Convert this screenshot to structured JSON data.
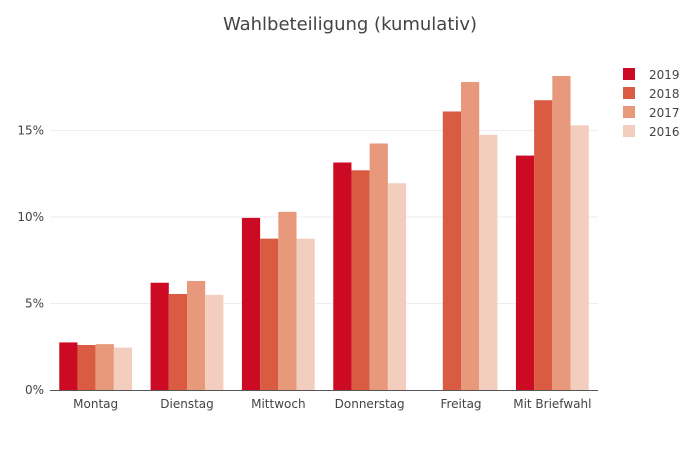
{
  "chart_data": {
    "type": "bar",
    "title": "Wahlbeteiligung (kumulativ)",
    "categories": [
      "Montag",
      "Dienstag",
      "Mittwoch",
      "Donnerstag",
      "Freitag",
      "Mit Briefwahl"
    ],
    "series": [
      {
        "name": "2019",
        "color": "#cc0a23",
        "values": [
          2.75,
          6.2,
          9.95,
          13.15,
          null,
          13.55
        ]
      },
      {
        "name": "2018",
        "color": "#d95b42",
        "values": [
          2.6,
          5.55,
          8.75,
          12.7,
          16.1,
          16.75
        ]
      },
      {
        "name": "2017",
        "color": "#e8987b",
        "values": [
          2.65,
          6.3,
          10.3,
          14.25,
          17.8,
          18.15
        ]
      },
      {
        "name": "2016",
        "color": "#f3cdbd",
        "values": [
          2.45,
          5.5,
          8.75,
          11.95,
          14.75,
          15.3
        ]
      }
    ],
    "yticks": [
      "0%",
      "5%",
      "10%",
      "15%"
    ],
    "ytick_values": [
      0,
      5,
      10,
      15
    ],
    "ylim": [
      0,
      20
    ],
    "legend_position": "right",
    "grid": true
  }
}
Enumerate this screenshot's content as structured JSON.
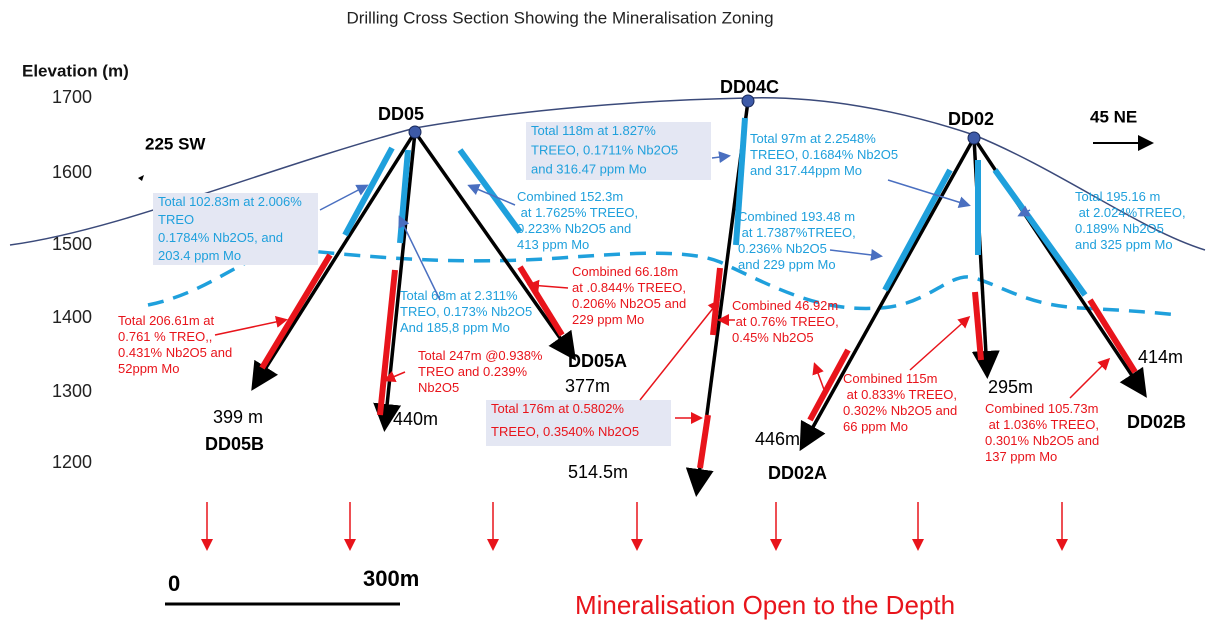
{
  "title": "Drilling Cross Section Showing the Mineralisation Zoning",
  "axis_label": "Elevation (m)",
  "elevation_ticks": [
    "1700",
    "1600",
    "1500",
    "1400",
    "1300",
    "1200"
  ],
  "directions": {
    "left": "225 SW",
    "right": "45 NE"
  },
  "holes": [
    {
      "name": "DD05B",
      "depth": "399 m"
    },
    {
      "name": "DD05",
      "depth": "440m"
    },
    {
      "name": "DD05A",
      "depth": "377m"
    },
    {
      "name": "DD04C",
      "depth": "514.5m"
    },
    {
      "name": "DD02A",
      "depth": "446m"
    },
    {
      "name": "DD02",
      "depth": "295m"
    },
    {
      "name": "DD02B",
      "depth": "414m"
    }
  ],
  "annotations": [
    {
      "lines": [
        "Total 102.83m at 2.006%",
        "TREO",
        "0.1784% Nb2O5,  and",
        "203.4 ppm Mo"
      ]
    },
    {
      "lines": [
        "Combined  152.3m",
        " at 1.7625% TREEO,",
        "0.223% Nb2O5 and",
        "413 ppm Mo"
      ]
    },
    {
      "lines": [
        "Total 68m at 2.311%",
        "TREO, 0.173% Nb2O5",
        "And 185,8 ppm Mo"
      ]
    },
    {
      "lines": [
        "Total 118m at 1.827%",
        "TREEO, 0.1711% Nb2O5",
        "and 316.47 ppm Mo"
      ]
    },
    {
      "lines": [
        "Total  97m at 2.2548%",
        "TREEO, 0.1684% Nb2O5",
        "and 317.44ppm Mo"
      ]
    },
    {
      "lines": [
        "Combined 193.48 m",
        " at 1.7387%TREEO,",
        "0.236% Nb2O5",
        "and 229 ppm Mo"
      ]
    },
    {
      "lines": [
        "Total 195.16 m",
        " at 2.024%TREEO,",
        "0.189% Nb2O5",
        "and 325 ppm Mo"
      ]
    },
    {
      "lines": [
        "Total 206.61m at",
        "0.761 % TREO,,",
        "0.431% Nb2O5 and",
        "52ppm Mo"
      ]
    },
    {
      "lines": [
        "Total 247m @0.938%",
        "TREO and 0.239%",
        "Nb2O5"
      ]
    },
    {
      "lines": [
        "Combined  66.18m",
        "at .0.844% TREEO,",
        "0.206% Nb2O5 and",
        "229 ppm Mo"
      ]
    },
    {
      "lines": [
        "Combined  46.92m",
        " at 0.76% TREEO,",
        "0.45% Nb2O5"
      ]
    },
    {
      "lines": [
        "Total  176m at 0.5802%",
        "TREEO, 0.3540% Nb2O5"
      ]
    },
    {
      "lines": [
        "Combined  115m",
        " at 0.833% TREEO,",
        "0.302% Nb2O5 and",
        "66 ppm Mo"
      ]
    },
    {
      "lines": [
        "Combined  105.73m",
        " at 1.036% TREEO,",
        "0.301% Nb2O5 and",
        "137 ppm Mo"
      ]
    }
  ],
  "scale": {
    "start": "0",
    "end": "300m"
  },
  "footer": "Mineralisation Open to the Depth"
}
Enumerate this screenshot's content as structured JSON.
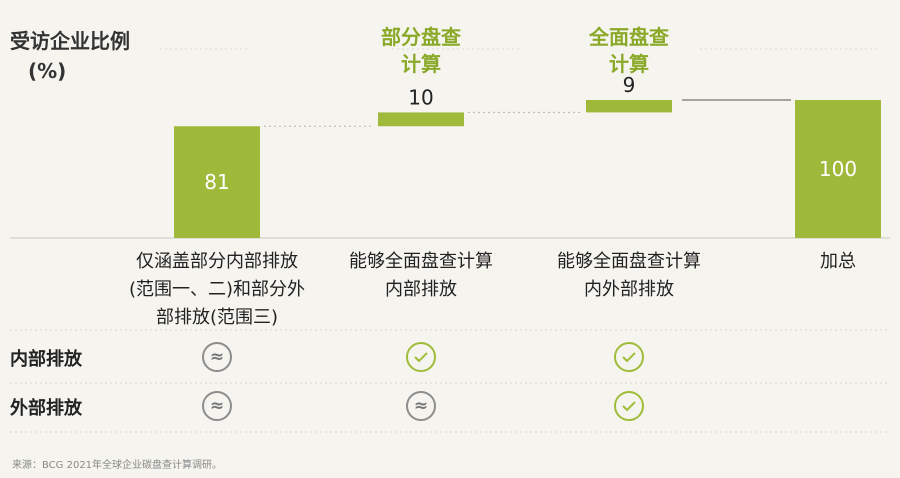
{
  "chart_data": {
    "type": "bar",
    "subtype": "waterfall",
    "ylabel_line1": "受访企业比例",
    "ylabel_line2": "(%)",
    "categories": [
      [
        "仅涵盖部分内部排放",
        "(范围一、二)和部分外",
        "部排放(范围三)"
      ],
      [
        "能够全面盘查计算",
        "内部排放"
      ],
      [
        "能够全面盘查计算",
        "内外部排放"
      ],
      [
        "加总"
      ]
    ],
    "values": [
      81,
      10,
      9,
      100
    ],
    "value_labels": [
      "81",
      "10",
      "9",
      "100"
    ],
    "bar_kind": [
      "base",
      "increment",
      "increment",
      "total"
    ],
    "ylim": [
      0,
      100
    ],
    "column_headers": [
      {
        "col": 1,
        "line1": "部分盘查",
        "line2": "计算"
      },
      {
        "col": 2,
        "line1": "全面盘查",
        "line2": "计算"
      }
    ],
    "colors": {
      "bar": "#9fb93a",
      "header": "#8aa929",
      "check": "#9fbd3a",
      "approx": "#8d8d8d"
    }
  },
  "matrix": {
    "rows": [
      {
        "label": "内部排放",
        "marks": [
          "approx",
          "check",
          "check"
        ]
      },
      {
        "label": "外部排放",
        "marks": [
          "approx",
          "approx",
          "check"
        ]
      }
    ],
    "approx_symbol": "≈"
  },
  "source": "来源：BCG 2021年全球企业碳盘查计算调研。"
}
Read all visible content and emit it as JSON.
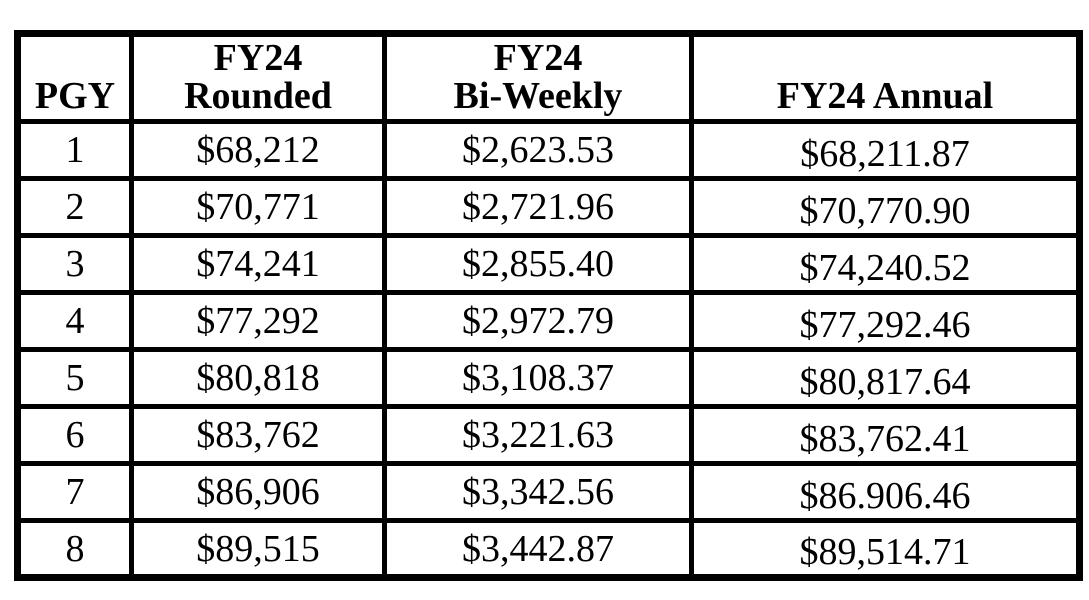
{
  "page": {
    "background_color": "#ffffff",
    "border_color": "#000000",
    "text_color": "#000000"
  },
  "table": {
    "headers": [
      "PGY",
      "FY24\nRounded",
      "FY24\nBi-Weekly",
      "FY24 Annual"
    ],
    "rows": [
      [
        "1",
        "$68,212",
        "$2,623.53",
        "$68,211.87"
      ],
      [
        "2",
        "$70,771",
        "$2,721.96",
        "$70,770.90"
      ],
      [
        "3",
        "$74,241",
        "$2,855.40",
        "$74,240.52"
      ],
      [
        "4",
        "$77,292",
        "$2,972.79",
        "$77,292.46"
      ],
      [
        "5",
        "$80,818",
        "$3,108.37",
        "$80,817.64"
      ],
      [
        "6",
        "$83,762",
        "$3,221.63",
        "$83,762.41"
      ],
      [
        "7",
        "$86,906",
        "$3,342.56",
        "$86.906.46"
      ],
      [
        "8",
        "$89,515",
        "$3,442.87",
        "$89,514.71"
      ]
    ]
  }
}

▸ SHORT EXERCISE
Retype everything in the material word for word, minus pictures.

▸ SOLUTION FOR THIS EXERCISE
Convert this screenshot to structured JSON data.
{
  "chart_data": {
    "type": "bar",
    "title": "Wahlbeteiligung (kumulativ)",
    "categories": [
      "Montag",
      "Dienstag",
      "Mittwoch",
      "Donnerstag",
      "Freitag",
      "Mit Briefwahl"
    ],
    "series": [
      {
        "name": "2019",
        "color": "#cc0a23",
        "values": [
          2.75,
          6.2,
          9.95,
          13.15,
          null,
          13.55
        ]
      },
      {
        "name": "2018",
        "color": "#d95b42",
        "values": [
          2.6,
          5.55,
          8.75,
          12.7,
          16.1,
          16.75
        ]
      },
      {
        "name": "2017",
        "color": "#e8987b",
        "values": [
          2.65,
          6.3,
          10.3,
          14.25,
          17.8,
          18.15
        ]
      },
      {
        "name": "2016",
        "color": "#f3cdbd",
        "values": [
          2.45,
          5.5,
          8.75,
          11.95,
          14.75,
          15.3
        ]
      }
    ],
    "yticks": [
      "0%",
      "5%",
      "10%",
      "15%"
    ],
    "ytick_values": [
      0,
      5,
      10,
      15
    ],
    "ylim": [
      0,
      20
    ],
    "legend_position": "right",
    "grid": true
  }
}
Enumerate this screenshot's content as structured JSON.
{
  "title": "Drilling Cross Section Showing the Mineralisation Zoning",
  "axis_label": "Elevation (m)",
  "elevation_ticks": [
    "1700",
    "1600",
    "1500",
    "1400",
    "1300",
    "1200"
  ],
  "directions": {
    "left": "225 SW",
    "right": "45 NE"
  },
  "holes": [
    {
      "name": "DD05B",
      "depth": "399 m"
    },
    {
      "name": "DD05",
      "depth": "440m"
    },
    {
      "name": "DD05A",
      "depth": "377m"
    },
    {
      "name": "DD04C",
      "depth": "514.5m"
    },
    {
      "name": "DD02A",
      "depth": "446m"
    },
    {
      "name": "DD02",
      "depth": "295m"
    },
    {
      "name": "DD02B",
      "depth": "414m"
    }
  ],
  "annotations": [
    {
      "lines": [
        "Total 102.83m at 2.006%",
        "TREO",
        "0.1784% Nb2O5,  and",
        "203.4 ppm Mo"
      ]
    },
    {
      "lines": [
        "Combined  152.3m",
        " at 1.7625% TREEO,",
        "0.223% Nb2O5 and",
        "413 ppm Mo"
      ]
    },
    {
      "lines": [
        "Total 68m at 2.311%",
        "TREO, 0.173% Nb2O5",
        "And 185,8 ppm Mo"
      ]
    },
    {
      "lines": [
        "Total 118m at 1.827%",
        "TREEO, 0.1711% Nb2O5",
        "and 316.47 ppm Mo"
      ]
    },
    {
      "lines": [
        "Total  97m at 2.2548%",
        "TREEO, 0.1684% Nb2O5",
        "and 317.44ppm Mo"
      ]
    },
    {
      "lines": [
        "Combined 193.48 m",
        " at 1.7387%TREEO,",
        "0.236% Nb2O5",
        "and 229 ppm Mo"
      ]
    },
    {
      "lines": [
        "Total 195.16 m",
        " at 2.024%TREEO,",
        "0.189% Nb2O5",
        "and 325 ppm Mo"
      ]
    },
    {
      "lines": [
        "Total 206.61m at",
        "0.761 % TREO,,",
        "0.431% Nb2O5 and",
        "52ppm Mo"
      ]
    },
    {
      "lines": [
        "Total 247m @0.938%",
        "TREO and 0.239%",
        "Nb2O5"
      ]
    },
    {
      "lines": [
        "Combined  66.18m",
        "at .0.844% TREEO,",
        "0.206% Nb2O5 and",
        "229 ppm Mo"
      ]
    },
    {
      "lines": [
        "Combined  46.92m",
        " at 0.76% TREEO,",
        "0.45% Nb2O5"
      ]
    },
    {
      "lines": [
        "Total  176m at 0.5802%",
        "TREEO, 0.3540% Nb2O5"
      ]
    },
    {
      "lines": [
        "Combined  115m",
        " at 0.833% TREEO,",
        "0.302% Nb2O5 and",
        "66 ppm Mo"
      ]
    },
    {
      "lines": [
        "Combined  105.73m",
        " at 1.036% TREEO,",
        "0.301% Nb2O5 and",
        "137 ppm Mo"
      ]
    }
  ],
  "scale": {
    "start": "0",
    "end": "300m"
  },
  "footer": "Mineralisation Open to the Depth"
}
Enumerate this screenshot's content as structured JSON.
{
  "chart_data": {
    "type": "bar",
    "subtype": "waterfall",
    "ylabel_line1": "受访企业比例",
    "ylabel_line2": "(%)",
    "categories": [
      [
        "仅涵盖部分内部排放",
        "(范围一、二)和部分外",
        "部排放(范围三)"
      ],
      [
        "能够全面盘查计算",
        "内部排放"
      ],
      [
        "能够全面盘查计算",
        "内外部排放"
      ],
      [
        "加总"
      ]
    ],
    "values": [
      81,
      10,
      9,
      100
    ],
    "value_labels": [
      "81",
      "10",
      "9",
      "100"
    ],
    "bar_kind": [
      "base",
      "increment",
      "increment",
      "total"
    ],
    "ylim": [
      0,
      100
    ],
    "column_headers": [
      {
        "col": 1,
        "line1": "部分盘查",
        "line2": "计算"
      },
      {
        "col": 2,
        "line1": "全面盘查",
        "line2": "计算"
      }
    ],
    "colors": {
      "bar": "#9fb93a",
      "header": "#8aa929",
      "check": "#9fbd3a",
      "approx": "#8d8d8d"
    }
  },
  "matrix": {
    "rows": [
      {
        "label": "内部排放",
        "marks": [
          "approx",
          "check",
          "check"
        ]
      },
      {
        "label": "外部排放",
        "marks": [
          "approx",
          "approx",
          "check"
        ]
      }
    ],
    "approx_symbol": "≈"
  },
  "source": "来源：BCG 2021年全球企业碳盘查计算调研。"
}
Read all visible content and emit it as JSON.
{
  "page": {
    "background_color": "#ffffff",
    "border_color": "#000000",
    "text_color": "#000000"
  },
  "table": {
    "headers": [
      "PGY",
      "FY24\nRounded",
      "FY24\nBi-Weekly",
      "FY24 Annual"
    ],
    "rows": [
      [
        "1",
        "$68,212",
        "$2,623.53",
        "$68,211.87"
      ],
      [
        "2",
        "$70,771",
        "$2,721.96",
        "$70,770.90"
      ],
      [
        "3",
        "$74,241",
        "$2,855.40",
        "$74,240.52"
      ],
      [
        "4",
        "$77,292",
        "$2,972.79",
        "$77,292.46"
      ],
      [
        "5",
        "$80,818",
        "$3,108.37",
        "$80,817.64"
      ],
      [
        "6",
        "$83,762",
        "$3,221.63",
        "$83,762.41"
      ],
      [
        "7",
        "$86,906",
        "$3,342.56",
        "$86.906.46"
      ],
      [
        "8",
        "$89,515",
        "$3,442.87",
        "$89,514.71"
      ]
    ]
  }
}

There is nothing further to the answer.